>> Start RECORDS TO USE

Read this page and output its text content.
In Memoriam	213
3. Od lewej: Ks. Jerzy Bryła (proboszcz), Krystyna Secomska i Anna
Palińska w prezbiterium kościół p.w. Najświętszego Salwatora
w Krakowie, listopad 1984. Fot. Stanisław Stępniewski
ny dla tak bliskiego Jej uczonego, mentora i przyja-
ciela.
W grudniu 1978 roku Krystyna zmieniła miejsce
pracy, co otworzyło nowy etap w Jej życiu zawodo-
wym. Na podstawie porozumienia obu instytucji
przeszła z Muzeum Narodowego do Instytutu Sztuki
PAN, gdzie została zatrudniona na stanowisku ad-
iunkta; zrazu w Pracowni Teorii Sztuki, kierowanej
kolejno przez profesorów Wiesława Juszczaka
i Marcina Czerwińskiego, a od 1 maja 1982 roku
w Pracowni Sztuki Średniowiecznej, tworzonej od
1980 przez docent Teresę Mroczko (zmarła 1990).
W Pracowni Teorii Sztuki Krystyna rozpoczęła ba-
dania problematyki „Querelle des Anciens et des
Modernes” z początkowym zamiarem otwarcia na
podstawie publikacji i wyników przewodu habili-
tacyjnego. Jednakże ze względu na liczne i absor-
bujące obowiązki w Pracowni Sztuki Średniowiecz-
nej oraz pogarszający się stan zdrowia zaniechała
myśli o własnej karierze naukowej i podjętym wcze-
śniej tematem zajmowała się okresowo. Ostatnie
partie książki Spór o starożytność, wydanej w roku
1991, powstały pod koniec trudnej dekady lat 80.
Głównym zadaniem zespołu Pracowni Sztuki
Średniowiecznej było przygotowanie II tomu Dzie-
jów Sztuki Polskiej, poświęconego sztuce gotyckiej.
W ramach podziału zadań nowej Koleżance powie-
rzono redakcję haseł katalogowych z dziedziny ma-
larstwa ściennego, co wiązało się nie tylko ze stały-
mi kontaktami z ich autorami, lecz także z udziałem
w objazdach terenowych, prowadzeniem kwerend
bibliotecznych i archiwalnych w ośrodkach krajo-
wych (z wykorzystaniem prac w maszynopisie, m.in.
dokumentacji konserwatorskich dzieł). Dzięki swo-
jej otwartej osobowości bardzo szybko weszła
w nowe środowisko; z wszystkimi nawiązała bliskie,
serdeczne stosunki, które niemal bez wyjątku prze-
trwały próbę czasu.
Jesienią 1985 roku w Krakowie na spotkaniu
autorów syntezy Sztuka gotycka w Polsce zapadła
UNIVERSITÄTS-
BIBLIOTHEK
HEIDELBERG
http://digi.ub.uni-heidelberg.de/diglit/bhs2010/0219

>> End RECORDS TO USE

▶ **WORK INSTRUCTIONS**
Show every line from the listing above in which the string "Pracowni" appears.

▶ **WRITTEN SOLUTION**
iunkta; zrazu w Pracowni Teorii Sztuki, kierowanej
w Pracowni Sztuki Średniowiecznej, tworzonej od
W Pracowni Teorii Sztuki Krystyna rozpoczęła ba-
bujące obowiązki w Pracowni Sztuki Średniowiecz-
Głównym zadaniem zespołu Pracowni Sztuki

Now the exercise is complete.